• **The request**: Extract all lines in the data that contain the word "картинки".

··· Data supplied

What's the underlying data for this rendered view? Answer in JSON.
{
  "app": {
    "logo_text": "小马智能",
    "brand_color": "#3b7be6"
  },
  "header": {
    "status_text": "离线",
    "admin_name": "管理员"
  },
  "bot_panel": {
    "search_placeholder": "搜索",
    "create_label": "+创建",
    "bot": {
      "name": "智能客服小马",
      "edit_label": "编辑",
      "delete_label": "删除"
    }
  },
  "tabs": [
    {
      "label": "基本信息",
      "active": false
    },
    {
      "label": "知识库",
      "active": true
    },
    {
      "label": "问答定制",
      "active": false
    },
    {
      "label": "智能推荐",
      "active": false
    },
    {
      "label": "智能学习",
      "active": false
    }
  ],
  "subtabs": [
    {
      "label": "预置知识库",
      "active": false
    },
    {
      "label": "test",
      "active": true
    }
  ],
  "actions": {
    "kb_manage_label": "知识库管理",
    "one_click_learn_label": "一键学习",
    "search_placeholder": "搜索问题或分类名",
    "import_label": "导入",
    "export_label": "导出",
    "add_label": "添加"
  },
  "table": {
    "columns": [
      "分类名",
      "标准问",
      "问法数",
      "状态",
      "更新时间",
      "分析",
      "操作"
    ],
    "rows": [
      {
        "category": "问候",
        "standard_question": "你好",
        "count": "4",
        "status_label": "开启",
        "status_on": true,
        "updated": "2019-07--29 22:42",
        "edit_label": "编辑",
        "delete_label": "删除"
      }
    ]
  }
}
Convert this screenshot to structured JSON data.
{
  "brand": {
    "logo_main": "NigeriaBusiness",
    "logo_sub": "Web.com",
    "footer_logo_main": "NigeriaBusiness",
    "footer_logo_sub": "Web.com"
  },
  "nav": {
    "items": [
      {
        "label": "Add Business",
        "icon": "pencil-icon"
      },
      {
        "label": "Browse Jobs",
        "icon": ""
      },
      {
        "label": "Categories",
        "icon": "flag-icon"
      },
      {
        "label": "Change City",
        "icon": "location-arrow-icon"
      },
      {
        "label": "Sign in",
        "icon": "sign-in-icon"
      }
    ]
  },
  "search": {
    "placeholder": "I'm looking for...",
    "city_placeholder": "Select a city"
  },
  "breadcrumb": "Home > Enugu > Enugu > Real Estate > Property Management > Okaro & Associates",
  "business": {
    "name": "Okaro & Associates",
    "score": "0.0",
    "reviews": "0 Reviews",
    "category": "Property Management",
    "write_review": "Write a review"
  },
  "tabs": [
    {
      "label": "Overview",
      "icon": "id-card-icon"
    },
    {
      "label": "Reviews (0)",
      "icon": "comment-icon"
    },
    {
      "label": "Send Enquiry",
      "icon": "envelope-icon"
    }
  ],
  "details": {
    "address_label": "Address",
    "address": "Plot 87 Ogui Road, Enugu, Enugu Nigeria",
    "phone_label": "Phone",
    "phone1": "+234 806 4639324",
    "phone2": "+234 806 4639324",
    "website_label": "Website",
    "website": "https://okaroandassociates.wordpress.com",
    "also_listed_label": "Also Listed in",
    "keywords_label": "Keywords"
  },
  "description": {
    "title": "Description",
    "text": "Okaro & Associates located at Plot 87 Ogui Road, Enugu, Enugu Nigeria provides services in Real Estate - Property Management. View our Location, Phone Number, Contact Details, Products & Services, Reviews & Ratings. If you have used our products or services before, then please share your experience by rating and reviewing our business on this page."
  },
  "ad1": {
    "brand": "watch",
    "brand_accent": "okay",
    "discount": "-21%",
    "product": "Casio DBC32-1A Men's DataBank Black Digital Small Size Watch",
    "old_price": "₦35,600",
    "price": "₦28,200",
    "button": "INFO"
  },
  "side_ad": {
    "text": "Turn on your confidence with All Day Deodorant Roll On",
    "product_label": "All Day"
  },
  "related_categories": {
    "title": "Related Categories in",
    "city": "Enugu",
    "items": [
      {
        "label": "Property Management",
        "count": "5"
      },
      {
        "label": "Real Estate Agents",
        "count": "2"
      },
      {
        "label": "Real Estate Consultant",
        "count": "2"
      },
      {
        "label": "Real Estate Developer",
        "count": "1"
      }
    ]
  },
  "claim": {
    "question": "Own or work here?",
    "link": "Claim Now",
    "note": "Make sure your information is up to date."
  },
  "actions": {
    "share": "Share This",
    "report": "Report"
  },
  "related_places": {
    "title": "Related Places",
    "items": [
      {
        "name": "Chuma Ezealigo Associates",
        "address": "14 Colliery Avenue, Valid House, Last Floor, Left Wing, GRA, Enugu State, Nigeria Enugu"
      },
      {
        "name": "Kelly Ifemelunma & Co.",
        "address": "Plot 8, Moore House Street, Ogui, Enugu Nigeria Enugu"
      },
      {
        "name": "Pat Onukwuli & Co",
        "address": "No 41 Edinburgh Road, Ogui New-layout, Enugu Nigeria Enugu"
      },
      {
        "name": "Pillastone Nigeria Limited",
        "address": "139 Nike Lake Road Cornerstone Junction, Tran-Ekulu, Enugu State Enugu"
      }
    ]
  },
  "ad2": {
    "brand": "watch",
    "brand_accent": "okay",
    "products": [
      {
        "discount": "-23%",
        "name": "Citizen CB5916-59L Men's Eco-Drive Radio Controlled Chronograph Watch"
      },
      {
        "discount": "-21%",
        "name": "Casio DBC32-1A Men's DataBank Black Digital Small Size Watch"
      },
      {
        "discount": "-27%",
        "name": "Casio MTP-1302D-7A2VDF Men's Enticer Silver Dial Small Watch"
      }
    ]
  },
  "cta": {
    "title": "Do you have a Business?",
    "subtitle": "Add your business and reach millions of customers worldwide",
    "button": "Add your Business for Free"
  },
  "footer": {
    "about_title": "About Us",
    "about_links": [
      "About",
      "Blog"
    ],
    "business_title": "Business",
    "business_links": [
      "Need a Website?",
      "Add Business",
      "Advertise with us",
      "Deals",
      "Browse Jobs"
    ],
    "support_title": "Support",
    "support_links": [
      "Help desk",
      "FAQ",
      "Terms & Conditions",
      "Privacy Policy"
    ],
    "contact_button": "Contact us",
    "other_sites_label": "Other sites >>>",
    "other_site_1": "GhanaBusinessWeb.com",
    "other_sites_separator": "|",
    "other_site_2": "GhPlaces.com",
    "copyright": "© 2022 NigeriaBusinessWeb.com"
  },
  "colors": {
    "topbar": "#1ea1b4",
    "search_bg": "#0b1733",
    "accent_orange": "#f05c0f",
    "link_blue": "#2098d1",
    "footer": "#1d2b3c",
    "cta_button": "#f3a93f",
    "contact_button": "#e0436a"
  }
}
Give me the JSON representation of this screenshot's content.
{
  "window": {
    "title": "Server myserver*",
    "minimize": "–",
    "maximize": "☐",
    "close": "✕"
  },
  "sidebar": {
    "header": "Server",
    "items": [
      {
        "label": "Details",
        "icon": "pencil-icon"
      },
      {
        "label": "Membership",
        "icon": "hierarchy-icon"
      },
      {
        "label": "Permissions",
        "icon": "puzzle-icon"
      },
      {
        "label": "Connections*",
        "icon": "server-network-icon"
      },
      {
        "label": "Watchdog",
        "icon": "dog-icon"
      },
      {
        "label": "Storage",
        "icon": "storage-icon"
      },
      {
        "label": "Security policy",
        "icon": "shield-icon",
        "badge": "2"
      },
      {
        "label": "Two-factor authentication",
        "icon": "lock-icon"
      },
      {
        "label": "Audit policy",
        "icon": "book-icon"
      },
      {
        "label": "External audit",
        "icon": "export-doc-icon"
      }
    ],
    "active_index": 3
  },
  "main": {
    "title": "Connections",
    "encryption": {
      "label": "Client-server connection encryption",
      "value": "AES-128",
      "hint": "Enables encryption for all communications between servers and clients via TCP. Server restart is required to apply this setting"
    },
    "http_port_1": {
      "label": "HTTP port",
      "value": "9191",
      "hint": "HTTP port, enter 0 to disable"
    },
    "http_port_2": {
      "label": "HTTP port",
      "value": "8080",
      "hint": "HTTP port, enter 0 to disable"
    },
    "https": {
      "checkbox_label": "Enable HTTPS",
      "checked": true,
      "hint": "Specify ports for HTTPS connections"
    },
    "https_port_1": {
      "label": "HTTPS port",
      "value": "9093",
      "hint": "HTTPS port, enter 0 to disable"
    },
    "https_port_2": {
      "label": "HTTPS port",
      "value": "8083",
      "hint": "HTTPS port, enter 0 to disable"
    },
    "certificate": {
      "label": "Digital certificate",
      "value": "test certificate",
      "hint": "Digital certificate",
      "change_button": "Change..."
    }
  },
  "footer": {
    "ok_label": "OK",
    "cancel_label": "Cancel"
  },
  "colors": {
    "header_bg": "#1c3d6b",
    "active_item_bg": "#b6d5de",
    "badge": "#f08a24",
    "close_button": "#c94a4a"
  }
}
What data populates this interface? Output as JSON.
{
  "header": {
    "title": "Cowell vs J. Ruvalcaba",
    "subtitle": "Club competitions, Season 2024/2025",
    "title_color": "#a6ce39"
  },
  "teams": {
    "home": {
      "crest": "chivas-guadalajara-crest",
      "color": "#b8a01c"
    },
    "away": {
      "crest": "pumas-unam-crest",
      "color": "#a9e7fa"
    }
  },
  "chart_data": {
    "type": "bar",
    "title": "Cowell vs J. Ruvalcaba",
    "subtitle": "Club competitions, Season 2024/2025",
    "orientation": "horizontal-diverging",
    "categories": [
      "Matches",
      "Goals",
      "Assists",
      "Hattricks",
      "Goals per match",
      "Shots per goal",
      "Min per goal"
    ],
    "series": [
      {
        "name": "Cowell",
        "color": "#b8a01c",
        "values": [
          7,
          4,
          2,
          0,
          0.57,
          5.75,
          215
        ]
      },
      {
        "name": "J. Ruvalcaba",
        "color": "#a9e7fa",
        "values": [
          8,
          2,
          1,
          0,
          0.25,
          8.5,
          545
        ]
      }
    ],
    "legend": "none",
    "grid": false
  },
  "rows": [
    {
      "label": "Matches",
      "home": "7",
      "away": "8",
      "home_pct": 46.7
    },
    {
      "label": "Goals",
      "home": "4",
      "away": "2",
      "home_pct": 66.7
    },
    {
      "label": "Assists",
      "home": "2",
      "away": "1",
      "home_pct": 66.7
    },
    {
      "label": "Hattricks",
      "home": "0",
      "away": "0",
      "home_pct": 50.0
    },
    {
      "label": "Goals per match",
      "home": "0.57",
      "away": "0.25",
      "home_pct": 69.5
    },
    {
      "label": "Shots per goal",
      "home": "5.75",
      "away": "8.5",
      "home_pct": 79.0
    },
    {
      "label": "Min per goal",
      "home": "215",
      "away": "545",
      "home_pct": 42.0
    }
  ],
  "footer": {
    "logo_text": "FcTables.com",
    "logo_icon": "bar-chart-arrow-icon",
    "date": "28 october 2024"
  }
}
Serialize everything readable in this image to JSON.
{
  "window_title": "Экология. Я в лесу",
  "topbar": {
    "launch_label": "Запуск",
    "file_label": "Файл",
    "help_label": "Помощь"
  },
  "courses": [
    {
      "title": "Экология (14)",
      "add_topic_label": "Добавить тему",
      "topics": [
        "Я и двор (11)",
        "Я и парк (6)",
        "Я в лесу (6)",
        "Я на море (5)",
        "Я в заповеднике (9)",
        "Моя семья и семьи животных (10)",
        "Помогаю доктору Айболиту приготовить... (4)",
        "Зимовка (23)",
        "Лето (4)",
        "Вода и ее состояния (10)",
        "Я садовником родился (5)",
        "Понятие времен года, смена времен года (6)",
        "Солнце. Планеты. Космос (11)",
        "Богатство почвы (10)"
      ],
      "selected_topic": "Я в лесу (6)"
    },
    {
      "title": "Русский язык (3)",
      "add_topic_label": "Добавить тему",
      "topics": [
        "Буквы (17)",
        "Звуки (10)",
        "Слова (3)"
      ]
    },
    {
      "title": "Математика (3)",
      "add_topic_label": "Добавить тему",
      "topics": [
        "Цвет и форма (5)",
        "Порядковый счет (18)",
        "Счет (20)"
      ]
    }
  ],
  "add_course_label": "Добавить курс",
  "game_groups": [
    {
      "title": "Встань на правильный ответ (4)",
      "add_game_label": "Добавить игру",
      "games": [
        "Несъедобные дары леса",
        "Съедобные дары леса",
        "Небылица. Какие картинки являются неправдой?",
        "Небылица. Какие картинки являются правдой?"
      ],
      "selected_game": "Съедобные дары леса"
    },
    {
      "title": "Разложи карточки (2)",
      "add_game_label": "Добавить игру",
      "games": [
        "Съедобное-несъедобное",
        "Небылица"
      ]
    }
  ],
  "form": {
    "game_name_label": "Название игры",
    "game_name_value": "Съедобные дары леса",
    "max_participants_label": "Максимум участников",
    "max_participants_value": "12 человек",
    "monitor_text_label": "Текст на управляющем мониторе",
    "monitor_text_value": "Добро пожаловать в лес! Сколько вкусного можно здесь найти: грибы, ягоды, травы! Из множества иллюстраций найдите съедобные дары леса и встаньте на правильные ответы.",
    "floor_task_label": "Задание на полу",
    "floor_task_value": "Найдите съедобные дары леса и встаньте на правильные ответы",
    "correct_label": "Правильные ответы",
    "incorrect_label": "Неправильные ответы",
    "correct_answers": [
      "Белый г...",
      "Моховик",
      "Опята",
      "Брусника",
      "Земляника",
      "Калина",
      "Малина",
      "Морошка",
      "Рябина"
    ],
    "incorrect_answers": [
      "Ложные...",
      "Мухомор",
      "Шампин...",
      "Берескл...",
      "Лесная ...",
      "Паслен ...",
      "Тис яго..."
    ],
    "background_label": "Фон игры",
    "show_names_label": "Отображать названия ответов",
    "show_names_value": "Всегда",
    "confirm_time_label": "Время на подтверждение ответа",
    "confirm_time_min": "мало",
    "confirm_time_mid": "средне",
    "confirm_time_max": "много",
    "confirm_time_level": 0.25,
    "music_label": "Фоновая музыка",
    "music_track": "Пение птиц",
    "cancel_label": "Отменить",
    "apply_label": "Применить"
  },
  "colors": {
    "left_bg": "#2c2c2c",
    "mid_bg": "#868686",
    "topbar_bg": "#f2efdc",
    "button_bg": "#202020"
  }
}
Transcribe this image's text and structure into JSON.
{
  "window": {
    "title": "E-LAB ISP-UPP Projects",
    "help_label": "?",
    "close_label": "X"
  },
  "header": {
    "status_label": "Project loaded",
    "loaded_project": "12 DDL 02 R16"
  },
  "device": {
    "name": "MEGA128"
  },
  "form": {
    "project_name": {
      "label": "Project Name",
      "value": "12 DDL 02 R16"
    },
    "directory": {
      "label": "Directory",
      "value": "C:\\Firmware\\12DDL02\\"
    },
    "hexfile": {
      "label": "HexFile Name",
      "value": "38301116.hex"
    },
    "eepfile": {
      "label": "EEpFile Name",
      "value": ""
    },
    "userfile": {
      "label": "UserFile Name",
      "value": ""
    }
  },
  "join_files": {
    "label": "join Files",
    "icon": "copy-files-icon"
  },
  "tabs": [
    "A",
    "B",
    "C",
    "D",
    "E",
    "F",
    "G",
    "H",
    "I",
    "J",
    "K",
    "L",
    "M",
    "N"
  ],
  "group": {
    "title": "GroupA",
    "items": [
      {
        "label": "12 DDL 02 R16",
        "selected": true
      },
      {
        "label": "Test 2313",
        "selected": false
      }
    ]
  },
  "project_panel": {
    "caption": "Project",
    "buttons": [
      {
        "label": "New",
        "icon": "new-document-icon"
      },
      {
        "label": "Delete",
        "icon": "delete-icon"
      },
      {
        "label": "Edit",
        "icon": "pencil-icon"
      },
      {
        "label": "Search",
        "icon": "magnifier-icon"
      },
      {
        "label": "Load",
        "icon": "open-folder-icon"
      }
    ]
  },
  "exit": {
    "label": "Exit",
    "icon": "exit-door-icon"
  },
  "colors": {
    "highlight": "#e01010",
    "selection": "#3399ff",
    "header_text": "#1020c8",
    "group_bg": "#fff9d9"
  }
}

······

• **Exercise output**:
        "Небылица. Какие картинки являются неправдой?",
        "Небылица. Какие картинки являются правдой?"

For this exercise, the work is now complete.